Task prompt: Leave out the pictures, then reproduce the rest of the material exactly.

Data to use:
◇ ◇ ◇
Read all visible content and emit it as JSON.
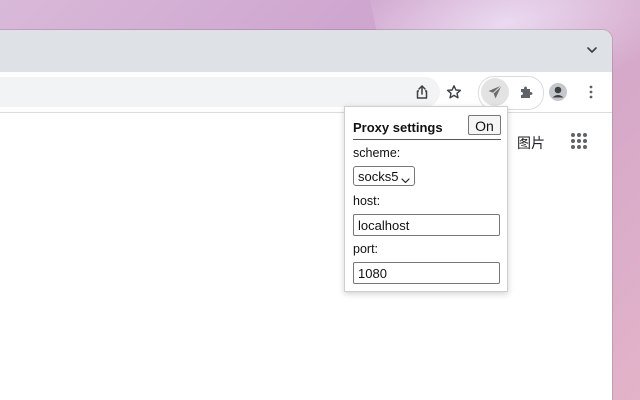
{
  "browser": {
    "toolbar": {
      "icons": [
        "share-icon",
        "bookmark-star-icon",
        "proxy-extension-icon",
        "extensions-puzzle-icon",
        "profile-avatar-icon",
        "more-menu-icon"
      ]
    },
    "page": {
      "images_link": "图片"
    }
  },
  "popup": {
    "title": "Proxy settings",
    "toggle_label": "On",
    "scheme_label": "scheme:",
    "scheme_value": "socks5",
    "host_label": "host:",
    "host_value": "localhost",
    "port_label": "port:",
    "port_value": "1080"
  },
  "colors": {
    "tabstrip": "#dee1e6",
    "omnibox": "#f1f3f4",
    "wallpaper": "#d3a6c9"
  }
}
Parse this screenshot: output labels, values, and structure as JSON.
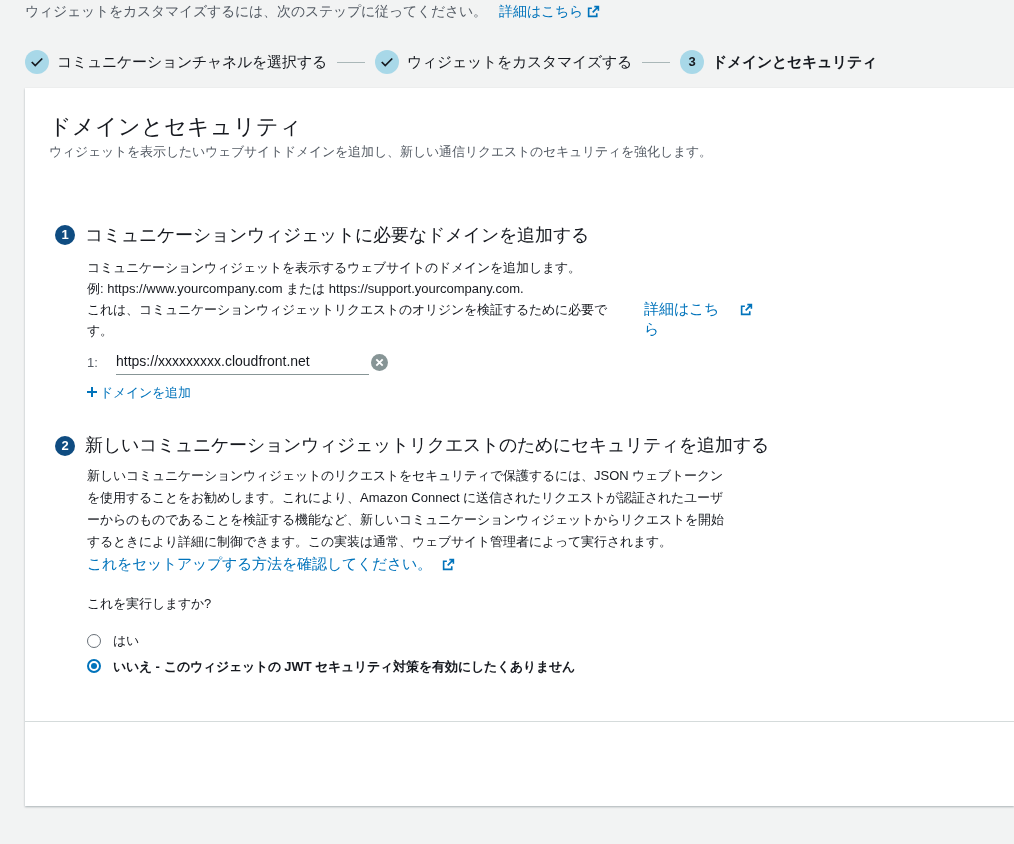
◇ ◇ ◇
Correct output:
Read all visible content and emit it as JSON.
{
  "browser": {
    "toolbar": {
      "icons": [
        "share-icon",
        "bookmark-star-icon",
        "proxy-extension-icon",
        "extensions-puzzle-icon",
        "profile-avatar-icon",
        "more-menu-icon"
      ]
    },
    "page": {
      "images_link": "图片"
    }
  },
  "popup": {
    "title": "Proxy settings",
    "toggle_label": "On",
    "scheme_label": "scheme:",
    "scheme_value": "socks5",
    "host_label": "host:",
    "host_value": "localhost",
    "port_label": "port:",
    "port_value": "1080"
  },
  "colors": {
    "tabstrip": "#dee1e6",
    "omnibox": "#f1f3f4",
    "wallpaper": "#d3a6c9"
  }
}
Parse this screenshot: output labels, values, and structure as JSON.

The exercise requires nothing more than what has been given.